Exercise details
Will you transcribe all the entries word for word, skipping the pictures they hold?

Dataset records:
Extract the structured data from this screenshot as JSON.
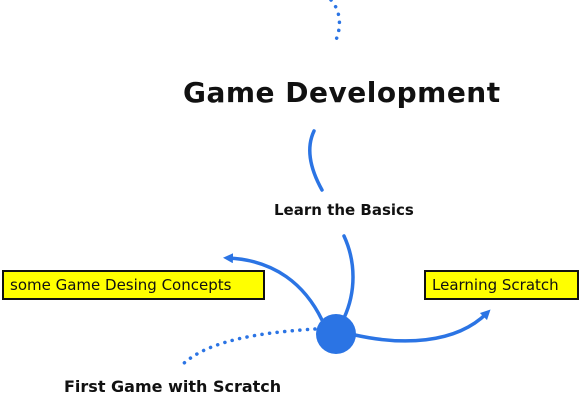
{
  "diagram": {
    "title": "Game Development",
    "basics_label": "Learn the Basics",
    "first_game_label": "First Game with Scratch",
    "concepts_box": "some Game Desing Concepts",
    "scratch_box": "Learning Scratch",
    "colors": {
      "line": "#2b74e4",
      "box_fill": "#ffff00",
      "box_border": "#111111",
      "text": "#111111"
    }
  }
}
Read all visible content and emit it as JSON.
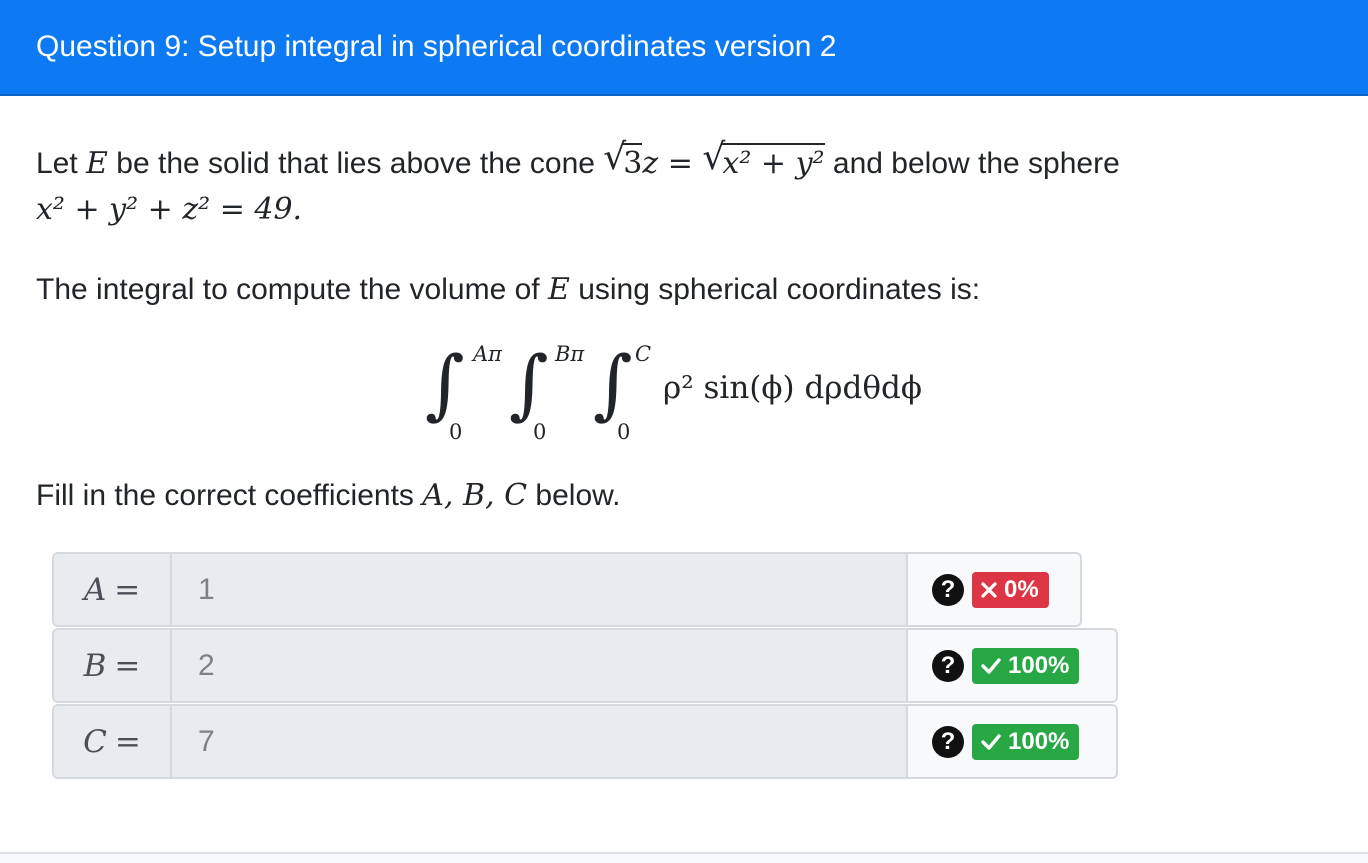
{
  "header": {
    "title": "Question 9: Setup integral in spherical coordinates version 2"
  },
  "question": {
    "p1_a": "Let ",
    "p1_E": "E",
    "p1_b": " be the solid that lies above the cone ",
    "cone_lhs_root": "3",
    "cone_lhs_var": "z",
    "cone_eq": " = ",
    "cone_rhs": "x² + y²",
    "p1_c": " and below the sphere",
    "sphere_eq": "x² + y² + z² = 49.",
    "p2_a": "The integral to compute the volume of ",
    "p2_E": "E",
    "p2_b": " using spherical coordinates is:",
    "p3_a": "Fill in the correct coefficients ",
    "p3_vars": "A, B, C",
    "p3_b": " below."
  },
  "integral": {
    "upper1": "Aπ",
    "upper2": "Bπ",
    "upper3": "C",
    "lower1": "0",
    "lower2": "0",
    "lower3": "0",
    "integrand": "ρ² sin(ϕ) dρdθdϕ"
  },
  "answers": [
    {
      "label": "A",
      "eq": "=",
      "value": "1",
      "badge": "0%",
      "status": "incorrect"
    },
    {
      "label": "B",
      "eq": "=",
      "value": "2",
      "badge": "100%",
      "status": "correct"
    },
    {
      "label": "C",
      "eq": "=",
      "value": "7",
      "badge": "100%",
      "status": "correct"
    }
  ],
  "icons": {
    "help": "question-circle-icon",
    "incorrect": "x-icon",
    "correct": "check-icon"
  },
  "colors": {
    "header": "#0d79f2",
    "incorrect": "#dc3545",
    "correct": "#28a745"
  },
  "help_glyph": "?"
}
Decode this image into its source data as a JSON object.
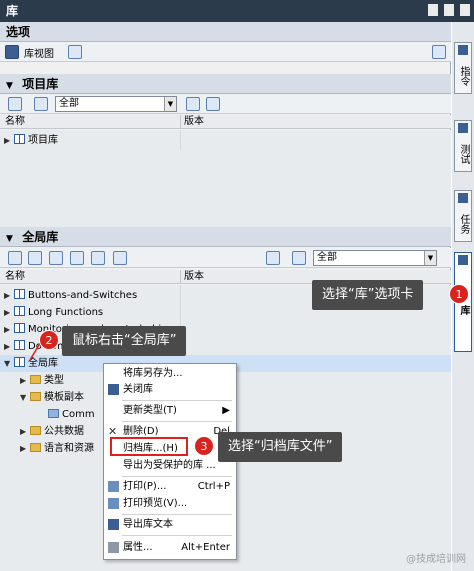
{
  "window_title": "库",
  "options": {
    "header": "选项",
    "lib_view_label": "库视图"
  },
  "project_lib": {
    "header": "项目库",
    "filter": "全部",
    "col_name": "名称",
    "col_version": "版本",
    "items": [
      {
        "label": "项目库"
      }
    ]
  },
  "global_lib": {
    "header": "全局库",
    "filter": "全部",
    "col_name": "名称",
    "col_version": "版本",
    "items": [
      {
        "label": "Buttons-and-Switches"
      },
      {
        "label": "Long Functions"
      },
      {
        "label": "Monitoring-and-control-obj"
      },
      {
        "label": "Documentation templates"
      },
      {
        "label": "全局库"
      },
      {
        "label": "类型"
      },
      {
        "label": "模板副本"
      },
      {
        "label": "Comm"
      },
      {
        "label": "公共数据"
      },
      {
        "label": "语言和资源"
      }
    ]
  },
  "context_menu": {
    "items": [
      {
        "label": "将库另存为...",
        "shortcut": ""
      },
      {
        "label": "关闭库",
        "shortcut": ""
      },
      {
        "label": "更新类型(T)",
        "shortcut": "▶"
      },
      {
        "label": "删除(D)",
        "shortcut": "Del"
      },
      {
        "label": "归档库...(H)",
        "shortcut": ""
      },
      {
        "label": "导出为受保护的库 ...",
        "shortcut": ""
      },
      {
        "label": "打印(P)...",
        "shortcut": "Ctrl+P"
      },
      {
        "label": "打印预览(V)...",
        "shortcut": ""
      },
      {
        "label": "导出库文本",
        "shortcut": ""
      },
      {
        "label": "属性...",
        "shortcut": "Alt+Enter"
      }
    ]
  },
  "side_tabs": [
    "指令",
    "测试",
    "任务",
    "库"
  ],
  "callouts": {
    "c1": {
      "num": "1",
      "text": "选择“库”选项卡"
    },
    "c2": {
      "num": "2",
      "text": "鼠标右击“全局库”"
    },
    "c3": {
      "num": "3",
      "text": "选择“归档库文件”"
    }
  },
  "watermark": "@技成培训网",
  "colors": {
    "title_bar": "#2c3b4c",
    "highlight": "#e0201c",
    "callout_bg": "#4a4a4a"
  }
}
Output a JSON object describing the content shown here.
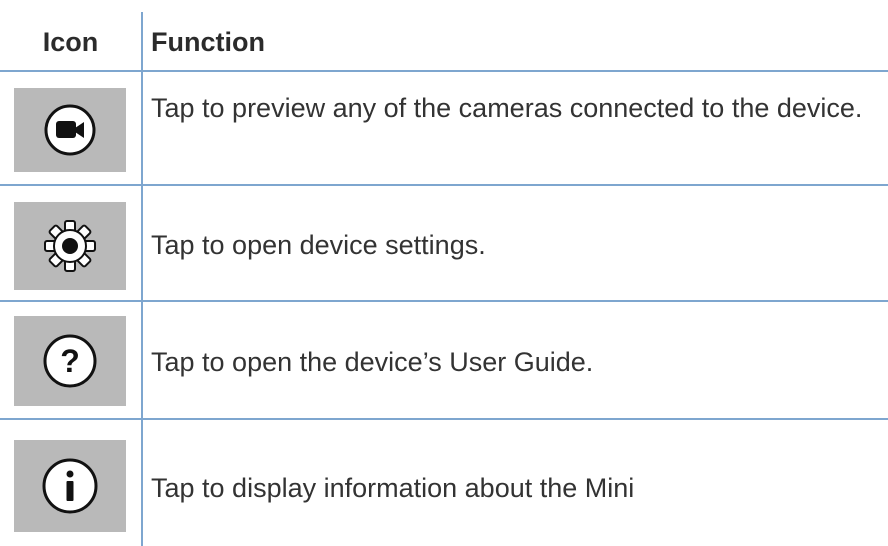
{
  "table": {
    "headers": {
      "icon": "Icon",
      "function": "Function"
    },
    "rows": [
      {
        "icon": "camera-icon",
        "function": "Tap to preview any of the cameras connected to the device."
      },
      {
        "icon": "gear-icon",
        "function": "Tap to open device settings."
      },
      {
        "icon": "help-icon",
        "function": "Tap to open the device’s User Guide."
      },
      {
        "icon": "info-icon",
        "function": "Tap to display information about the Mini"
      }
    ]
  },
  "colors": {
    "rule": "#7ea6cf",
    "icon_background": "#b9b9b9",
    "text": "#333333"
  }
}
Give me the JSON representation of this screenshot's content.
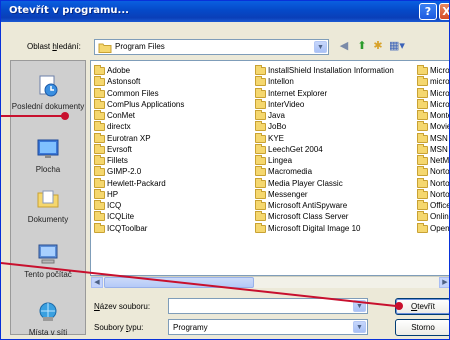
{
  "window": {
    "title": "Otevřít v programu...",
    "help_button": "?",
    "close_button": "X"
  },
  "lookin": {
    "label_pre": "Oblast ",
    "label_accel": "h",
    "label_post": "ledání:",
    "value": "Program Files"
  },
  "places": [
    {
      "label": "Poslední dokumenty",
      "icon": "recent-documents-icon"
    },
    {
      "label": "Plocha",
      "icon": "desktop-icon"
    },
    {
      "label": "Dokumenty",
      "icon": "my-documents-icon"
    },
    {
      "label": "Tento počítač",
      "icon": "my-computer-icon"
    },
    {
      "label": "Místa v síti",
      "icon": "network-places-icon"
    }
  ],
  "files": {
    "col1": [
      "Adobe",
      "Astonsoft",
      "Common Files",
      "ComPlus Applications",
      "ConMet",
      "directx",
      "Eurotran XP",
      "Evrsoft",
      "Fillets",
      "GIMP-2.0",
      "Hewlett-Packard",
      "HP",
      "ICQ",
      "ICQLite",
      "ICQToolbar"
    ],
    "col2": [
      "InstallShield Installation Information",
      "Intellon",
      "Internet Explorer",
      "InterVideo",
      "Java",
      "JoBo",
      "KYE",
      "LeechGet 2004",
      "Lingea",
      "Macromedia",
      "Media Player Classic",
      "Messenger",
      "Microsoft AntiSpyware",
      "Microsoft Class Server",
      "Microsoft Digital Image 10"
    ],
    "col3": [
      "Micros",
      "micros",
      "Micros",
      "Micros",
      "Monte",
      "Movie",
      "MSN",
      "MSN G",
      "NetMe",
      "Norto",
      "Norto",
      "Norto",
      "Office",
      "Online",
      "Open"
    ]
  },
  "filename": {
    "label_pre": "",
    "label_accel": "N",
    "label_post": "ázev souboru:",
    "value": ""
  },
  "filetype": {
    "label_pre": "Soubory ",
    "label_accel": "t",
    "label_post": "ypu:",
    "value": "Programy"
  },
  "buttons": {
    "open_accel": "O",
    "open_post": "tevřít",
    "cancel": "Storno"
  },
  "colors": {
    "titlebar": "#0a5fe0",
    "annotation": "#c8102e"
  }
}
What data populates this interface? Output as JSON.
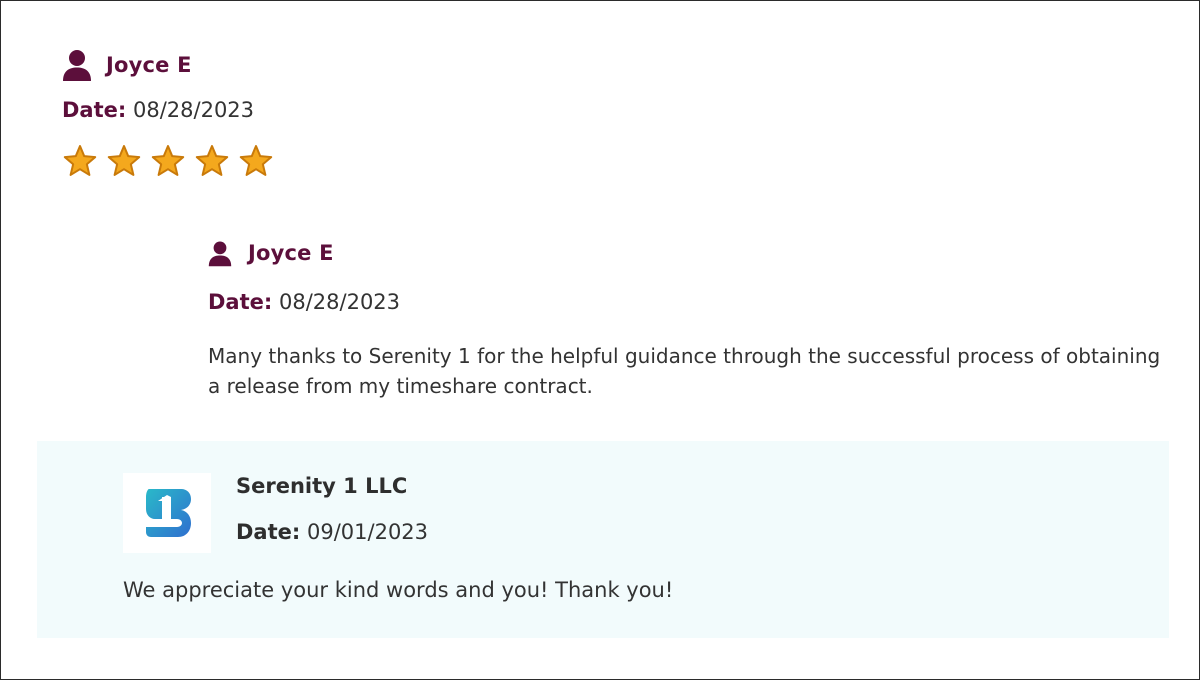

Final result
Extract the structured data from this screenshot as JSON.
{
  "diagram": {
    "title": "Game Development",
    "basics_label": "Learn the Basics",
    "first_game_label": "First Game with Scratch",
    "concepts_box": "some Game Desing Concepts",
    "scratch_box": "Learning Scratch",
    "colors": {
      "line": "#2b74e4",
      "box_fill": "#ffff00",
      "box_border": "#111111",
      "text": "#111111"
    }
  }
}
Read all visible content and emit it as JSON.
{
  "header": {
    "title": "Question 9: Setup integral in spherical coordinates version 2"
  },
  "question": {
    "p1_a": "Let ",
    "p1_E": "E",
    "p1_b": " be the solid that lies above the cone ",
    "cone_lhs_root": "3",
    "cone_lhs_var": "z",
    "cone_eq": " = ",
    "cone_rhs": "x² + y²",
    "p1_c": " and below the sphere",
    "sphere_eq": "x² + y² + z² = 49.",
    "p2_a": "The integral to compute the volume of ",
    "p2_E": "E",
    "p2_b": " using spherical coordinates is:",
    "p3_a": "Fill in the correct coefficients ",
    "p3_vars": "A, B, C",
    "p3_b": " below."
  },
  "integral": {
    "upper1": "Aπ",
    "upper2": "Bπ",
    "upper3": "C",
    "lower1": "0",
    "lower2": "0",
    "lower3": "0",
    "integrand": "ρ² sin(ϕ) dρdθdϕ"
  },
  "answers": [
    {
      "label": "A",
      "eq": "=",
      "value": "1",
      "badge": "0%",
      "status": "incorrect"
    },
    {
      "label": "B",
      "eq": "=",
      "value": "2",
      "badge": "100%",
      "status": "correct"
    },
    {
      "label": "C",
      "eq": "=",
      "value": "7",
      "badge": "100%",
      "status": "correct"
    }
  ],
  "icons": {
    "help": "question-circle-icon",
    "incorrect": "x-icon",
    "correct": "check-icon"
  },
  "colors": {
    "header": "#0d79f2",
    "incorrect": "#dc3545",
    "correct": "#28a745"
  },
  "help_glyph": "?"
}
Decode this image into its source data as a JSON object.
{
  "window_title": "库",
  "options": {
    "header": "选项",
    "lib_view_label": "库视图"
  },
  "project_lib": {
    "header": "项目库",
    "filter": "全部",
    "col_name": "名称",
    "col_version": "版本",
    "items": [
      {
        "label": "项目库"
      }
    ]
  },
  "global_lib": {
    "header": "全局库",
    "filter": "全部",
    "col_name": "名称",
    "col_version": "版本",
    "items": [
      {
        "label": "Buttons-and-Switches"
      },
      {
        "label": "Long Functions"
      },
      {
        "label": "Monitoring-and-control-obj"
      },
      {
        "label": "Documentation templates"
      },
      {
        "label": "全局库"
      },
      {
        "label": "类型"
      },
      {
        "label": "模板副本"
      },
      {
        "label": "Comm"
      },
      {
        "label": "公共数据"
      },
      {
        "label": "语言和资源"
      }
    ]
  },
  "context_menu": {
    "items": [
      {
        "label": "将库另存为...",
        "shortcut": ""
      },
      {
        "label": "关闭库",
        "shortcut": ""
      },
      {
        "label": "更新类型(T)",
        "shortcut": "▶"
      },
      {
        "label": "删除(D)",
        "shortcut": "Del"
      },
      {
        "label": "归档库...(H)",
        "shortcut": ""
      },
      {
        "label": "导出为受保护的库 ...",
        "shortcut": ""
      },
      {
        "label": "打印(P)...",
        "shortcut": "Ctrl+P"
      },
      {
        "label": "打印预览(V)...",
        "shortcut": ""
      },
      {
        "label": "导出库文本",
        "shortcut": ""
      },
      {
        "label": "属性...",
        "shortcut": "Alt+Enter"
      }
    ]
  },
  "side_tabs": [
    "指令",
    "测试",
    "任务",
    "库"
  ],
  "callouts": {
    "c1": {
      "num": "1",
      "text": "选择“库”选项卡"
    },
    "c2": {
      "num": "2",
      "text": "鼠标右击“全局库”"
    },
    "c3": {
      "num": "3",
      "text": "选择“归档库文件”"
    }
  },
  "watermark": "@技成培训网",
  "colors": {
    "title_bar": "#2c3b4c",
    "highlight": "#e0201c",
    "callout_bg": "#4a4a4a"
  }
}
Output a JSON object describing the content shown here.
{
  "table": {
    "headers": {
      "icon": "Icon",
      "function": "Function"
    },
    "rows": [
      {
        "icon": "camera-icon",
        "function": "Tap to preview any of the cameras connected to the device."
      },
      {
        "icon": "gear-icon",
        "function": "Tap to open device settings."
      },
      {
        "icon": "help-icon",
        "function": "Tap to open the device’s User Guide."
      },
      {
        "icon": "info-icon",
        "function": "Tap to display information about the Mini"
      }
    ]
  },
  "colors": {
    "rule": "#7ea6cf",
    "icon_background": "#b9b9b9",
    "text": "#333333"
  }
}
Give me the JSON representation of this screenshot's content.
{
  "window": {
    "title": "Otevřít v programu...",
    "help_button": "?",
    "close_button": "X"
  },
  "lookin": {
    "label_pre": "Oblast ",
    "label_accel": "h",
    "label_post": "ledání:",
    "value": "Program Files"
  },
  "places": [
    {
      "label": "Poslední dokumenty",
      "icon": "recent-documents-icon"
    },
    {
      "label": "Plocha",
      "icon": "desktop-icon"
    },
    {
      "label": "Dokumenty",
      "icon": "my-documents-icon"
    },
    {
      "label": "Tento počítač",
      "icon": "my-computer-icon"
    },
    {
      "label": "Místa v síti",
      "icon": "network-places-icon"
    }
  ],
  "files": {
    "col1": [
      "Adobe",
      "Astonsoft",
      "Common Files",
      "ComPlus Applications",
      "ConMet",
      "directx",
      "Eurotran XP",
      "Evrsoft",
      "Fillets",
      "GIMP-2.0",
      "Hewlett-Packard",
      "HP",
      "ICQ",
      "ICQLite",
      "ICQToolbar"
    ],
    "col2": [
      "InstallShield Installation Information",
      "Intellon",
      "Internet Explorer",
      "InterVideo",
      "Java",
      "JoBo",
      "KYE",
      "LeechGet 2004",
      "Lingea",
      "Macromedia",
      "Media Player Classic",
      "Messenger",
      "Microsoft AntiSpyware",
      "Microsoft Class Server",
      "Microsoft Digital Image 10"
    ],
    "col3": [
      "Micros",
      "micros",
      "Micros",
      "Micros",
      "Monte",
      "Movie",
      "MSN",
      "MSN G",
      "NetMe",
      "Norto",
      "Norto",
      "Norto",
      "Office",
      "Online",
      "Open"
    ]
  },
  "filename": {
    "label_pre": "",
    "label_accel": "N",
    "label_post": "ázev souboru:",
    "value": ""
  },
  "filetype": {
    "label_pre": "Soubory ",
    "label_accel": "t",
    "label_post": "ypu:",
    "value": "Programy"
  },
  "buttons": {
    "open_accel": "O",
    "open_post": "tevřít",
    "cancel": "Storno"
  },
  "colors": {
    "titlebar": "#0a5fe0",
    "annotation": "#c8102e"
  }
}
What data populates this interface? Output as JSON.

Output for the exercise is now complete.